Brief -
Your answer should be a single number: the count of lines holding the word "this".

Dataset records -

──────────────────────────────

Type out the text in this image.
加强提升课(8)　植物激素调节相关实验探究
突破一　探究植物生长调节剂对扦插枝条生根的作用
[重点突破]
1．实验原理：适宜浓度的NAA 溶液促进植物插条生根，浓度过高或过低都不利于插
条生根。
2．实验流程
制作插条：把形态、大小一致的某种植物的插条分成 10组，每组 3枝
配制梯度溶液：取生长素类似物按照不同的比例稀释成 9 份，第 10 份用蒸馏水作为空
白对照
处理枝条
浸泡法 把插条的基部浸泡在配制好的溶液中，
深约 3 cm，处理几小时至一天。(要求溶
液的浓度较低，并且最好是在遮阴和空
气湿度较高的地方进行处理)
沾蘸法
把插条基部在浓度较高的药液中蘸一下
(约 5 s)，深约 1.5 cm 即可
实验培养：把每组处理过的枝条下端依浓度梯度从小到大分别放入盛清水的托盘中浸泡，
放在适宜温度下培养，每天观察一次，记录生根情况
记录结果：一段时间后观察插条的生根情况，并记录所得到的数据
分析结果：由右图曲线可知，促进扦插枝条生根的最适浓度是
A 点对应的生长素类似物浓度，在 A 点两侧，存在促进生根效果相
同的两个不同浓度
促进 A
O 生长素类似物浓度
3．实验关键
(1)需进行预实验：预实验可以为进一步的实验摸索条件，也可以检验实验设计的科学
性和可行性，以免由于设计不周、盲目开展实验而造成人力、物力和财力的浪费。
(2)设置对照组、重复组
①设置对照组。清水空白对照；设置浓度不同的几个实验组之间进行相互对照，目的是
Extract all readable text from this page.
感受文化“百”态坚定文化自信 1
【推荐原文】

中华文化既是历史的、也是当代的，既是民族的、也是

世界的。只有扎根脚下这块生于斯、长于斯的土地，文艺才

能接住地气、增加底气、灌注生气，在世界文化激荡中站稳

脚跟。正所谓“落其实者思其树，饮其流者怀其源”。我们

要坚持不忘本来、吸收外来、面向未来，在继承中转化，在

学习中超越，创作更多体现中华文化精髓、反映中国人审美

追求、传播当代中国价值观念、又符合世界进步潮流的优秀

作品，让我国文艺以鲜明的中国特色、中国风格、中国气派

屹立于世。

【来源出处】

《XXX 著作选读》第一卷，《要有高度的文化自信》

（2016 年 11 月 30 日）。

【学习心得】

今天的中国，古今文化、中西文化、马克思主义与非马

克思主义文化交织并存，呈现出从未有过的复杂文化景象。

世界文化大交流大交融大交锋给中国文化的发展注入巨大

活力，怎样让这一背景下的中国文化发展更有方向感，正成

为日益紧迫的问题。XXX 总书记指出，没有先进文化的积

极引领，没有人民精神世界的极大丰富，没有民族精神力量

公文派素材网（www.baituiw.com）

──────────────────────────────

Task answer -
2